-- begin GIVEN ENTRIES --

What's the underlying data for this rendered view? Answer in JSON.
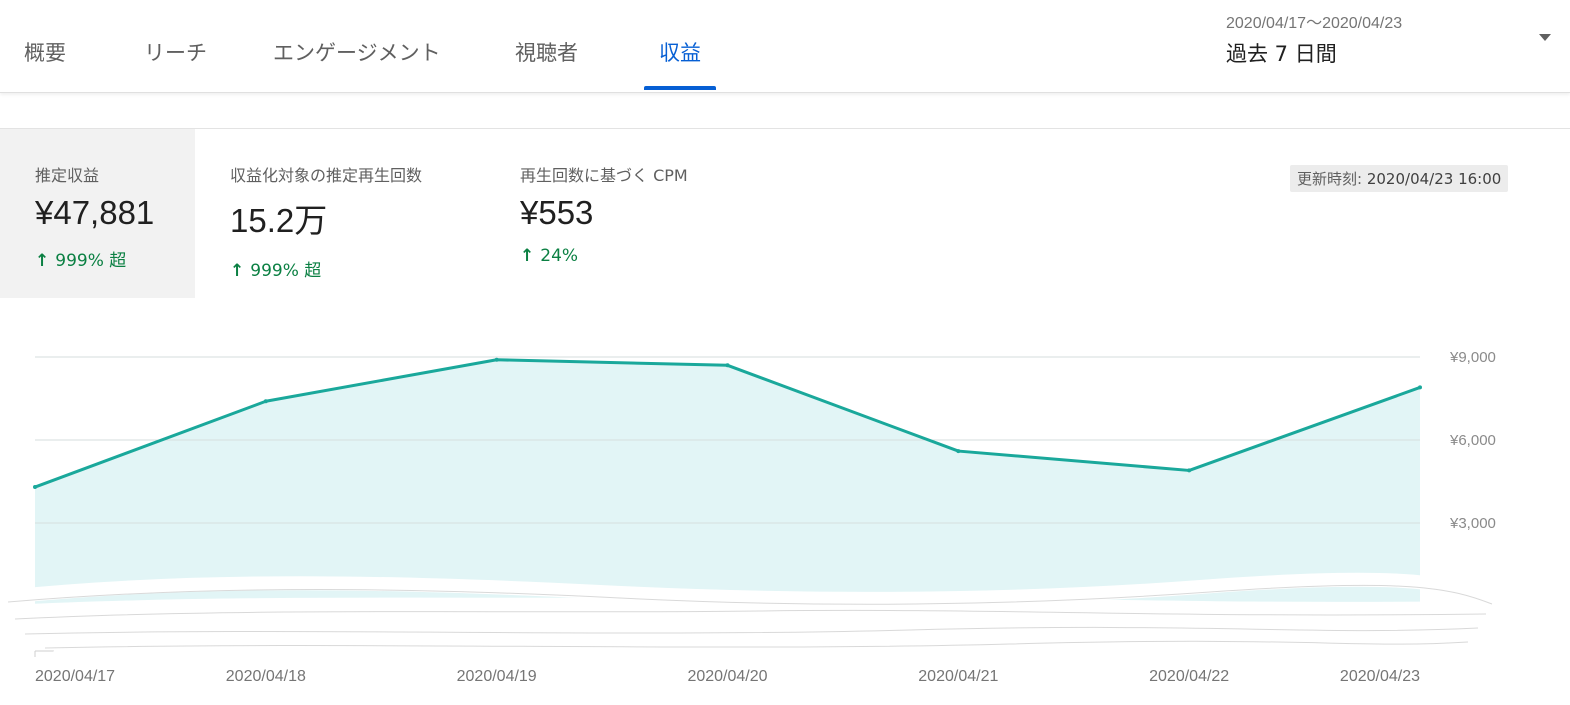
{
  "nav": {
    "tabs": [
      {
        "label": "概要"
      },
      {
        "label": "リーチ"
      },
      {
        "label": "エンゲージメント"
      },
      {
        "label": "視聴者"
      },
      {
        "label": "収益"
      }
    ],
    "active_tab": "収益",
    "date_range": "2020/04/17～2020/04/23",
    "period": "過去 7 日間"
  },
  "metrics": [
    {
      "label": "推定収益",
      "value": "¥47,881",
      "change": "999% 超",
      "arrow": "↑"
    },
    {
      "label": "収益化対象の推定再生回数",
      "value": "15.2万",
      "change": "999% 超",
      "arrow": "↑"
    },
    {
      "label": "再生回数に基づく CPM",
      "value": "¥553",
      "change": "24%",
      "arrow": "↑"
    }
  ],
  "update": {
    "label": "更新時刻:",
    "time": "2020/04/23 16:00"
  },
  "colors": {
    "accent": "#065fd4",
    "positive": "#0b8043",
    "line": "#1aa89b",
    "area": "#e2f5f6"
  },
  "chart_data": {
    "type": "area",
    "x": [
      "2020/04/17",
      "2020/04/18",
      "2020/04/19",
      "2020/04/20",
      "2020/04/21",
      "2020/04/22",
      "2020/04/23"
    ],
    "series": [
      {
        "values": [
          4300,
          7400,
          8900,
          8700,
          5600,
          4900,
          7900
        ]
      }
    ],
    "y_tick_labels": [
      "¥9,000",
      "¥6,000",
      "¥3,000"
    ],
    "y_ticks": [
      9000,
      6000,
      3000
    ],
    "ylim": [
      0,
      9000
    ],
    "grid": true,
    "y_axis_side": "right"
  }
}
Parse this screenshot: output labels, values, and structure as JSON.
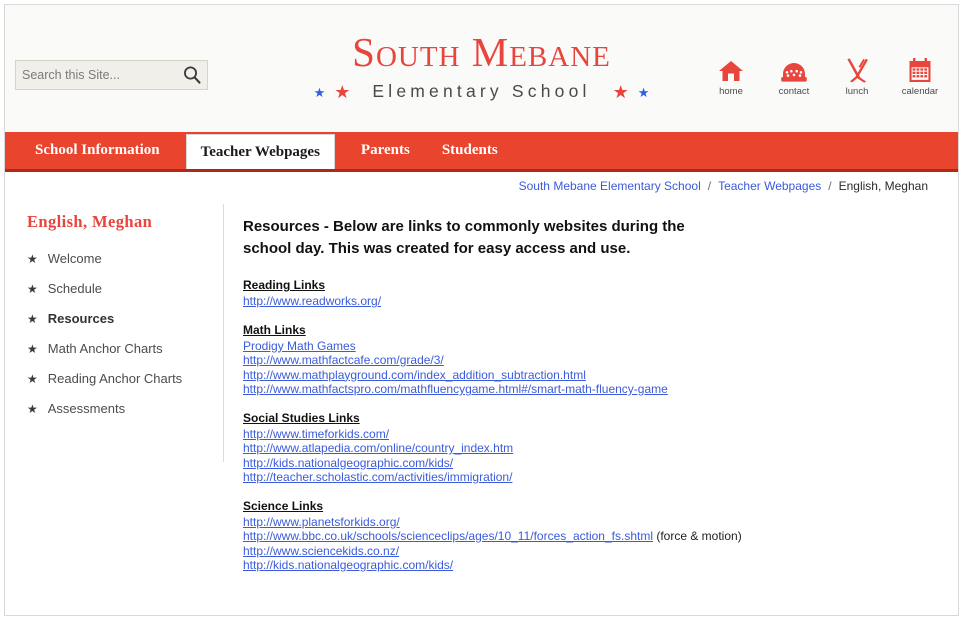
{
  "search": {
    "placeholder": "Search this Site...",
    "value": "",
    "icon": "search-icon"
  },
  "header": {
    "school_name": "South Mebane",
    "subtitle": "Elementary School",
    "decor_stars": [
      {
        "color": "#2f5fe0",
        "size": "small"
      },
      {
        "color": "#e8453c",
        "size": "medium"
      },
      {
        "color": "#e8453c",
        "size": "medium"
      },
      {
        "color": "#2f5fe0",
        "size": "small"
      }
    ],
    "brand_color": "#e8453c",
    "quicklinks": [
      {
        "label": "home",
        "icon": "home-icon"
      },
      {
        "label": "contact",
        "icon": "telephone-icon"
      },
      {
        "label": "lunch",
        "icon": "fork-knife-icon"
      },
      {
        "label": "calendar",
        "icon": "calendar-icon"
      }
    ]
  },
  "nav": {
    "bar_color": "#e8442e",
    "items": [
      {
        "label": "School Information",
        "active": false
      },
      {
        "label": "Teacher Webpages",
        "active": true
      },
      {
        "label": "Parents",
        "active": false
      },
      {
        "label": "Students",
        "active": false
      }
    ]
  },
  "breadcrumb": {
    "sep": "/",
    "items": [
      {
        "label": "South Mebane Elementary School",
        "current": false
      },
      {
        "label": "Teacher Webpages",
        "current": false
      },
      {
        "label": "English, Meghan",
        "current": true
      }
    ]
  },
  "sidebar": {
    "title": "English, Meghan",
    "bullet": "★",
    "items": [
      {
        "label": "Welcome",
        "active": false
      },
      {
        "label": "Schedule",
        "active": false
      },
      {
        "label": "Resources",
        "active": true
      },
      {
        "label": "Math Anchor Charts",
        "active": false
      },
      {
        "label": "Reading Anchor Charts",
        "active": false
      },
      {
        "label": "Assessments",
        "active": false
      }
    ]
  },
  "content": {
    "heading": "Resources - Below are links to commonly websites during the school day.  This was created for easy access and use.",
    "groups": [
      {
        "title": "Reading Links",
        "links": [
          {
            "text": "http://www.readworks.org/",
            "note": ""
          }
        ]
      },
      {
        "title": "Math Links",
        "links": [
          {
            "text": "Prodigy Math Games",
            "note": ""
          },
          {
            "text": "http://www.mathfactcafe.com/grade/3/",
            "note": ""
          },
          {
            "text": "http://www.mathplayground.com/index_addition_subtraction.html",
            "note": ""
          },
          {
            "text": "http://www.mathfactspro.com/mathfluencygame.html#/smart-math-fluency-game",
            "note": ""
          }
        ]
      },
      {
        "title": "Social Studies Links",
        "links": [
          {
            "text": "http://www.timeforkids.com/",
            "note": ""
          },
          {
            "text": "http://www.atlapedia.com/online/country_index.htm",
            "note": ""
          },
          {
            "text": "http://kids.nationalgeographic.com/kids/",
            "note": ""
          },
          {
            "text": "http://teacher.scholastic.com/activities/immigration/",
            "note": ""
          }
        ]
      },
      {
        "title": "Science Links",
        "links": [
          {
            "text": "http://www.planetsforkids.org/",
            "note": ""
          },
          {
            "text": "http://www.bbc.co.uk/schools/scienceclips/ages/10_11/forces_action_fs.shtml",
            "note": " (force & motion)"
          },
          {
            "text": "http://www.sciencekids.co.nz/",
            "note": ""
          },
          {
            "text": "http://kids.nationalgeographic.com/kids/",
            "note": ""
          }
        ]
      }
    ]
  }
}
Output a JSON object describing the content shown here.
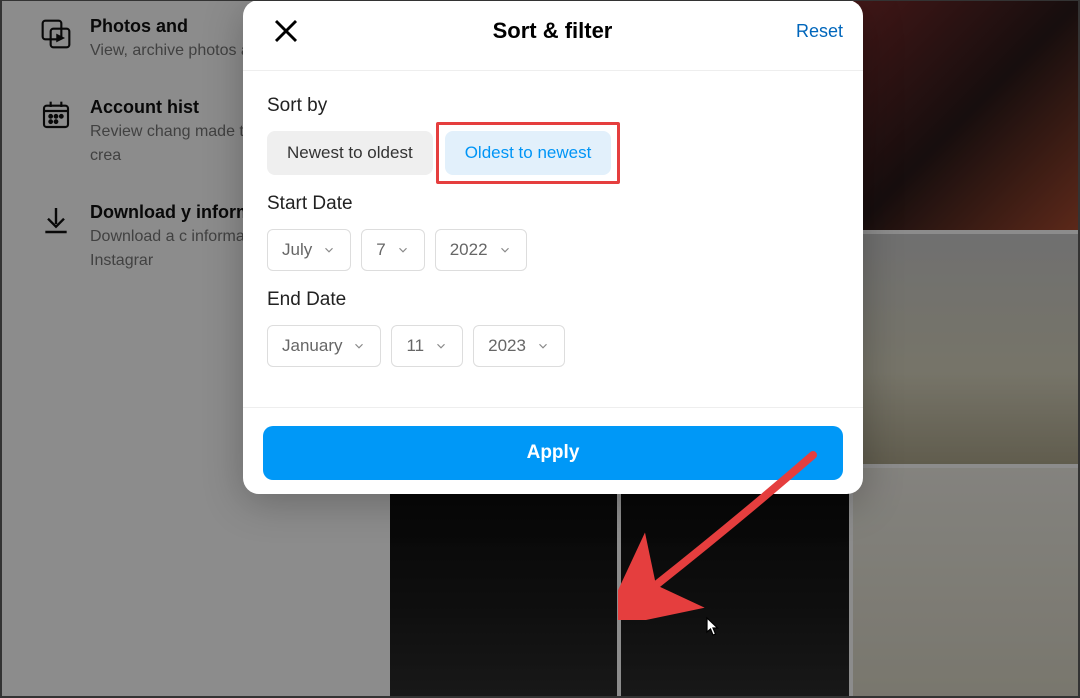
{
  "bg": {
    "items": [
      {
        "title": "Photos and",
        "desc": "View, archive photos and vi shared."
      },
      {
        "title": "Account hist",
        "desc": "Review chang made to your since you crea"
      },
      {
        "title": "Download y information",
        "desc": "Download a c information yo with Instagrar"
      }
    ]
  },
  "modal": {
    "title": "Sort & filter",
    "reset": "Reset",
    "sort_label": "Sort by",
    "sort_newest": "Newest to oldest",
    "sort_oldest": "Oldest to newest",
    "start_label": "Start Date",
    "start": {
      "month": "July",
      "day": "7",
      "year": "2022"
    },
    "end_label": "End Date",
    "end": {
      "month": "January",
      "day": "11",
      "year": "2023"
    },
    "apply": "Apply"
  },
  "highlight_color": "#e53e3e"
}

-- end GIVEN ENTRIES --

Report how many lines of the listing hold the string "Mebane", giving only the number.

# CORRECT RESPONSE
2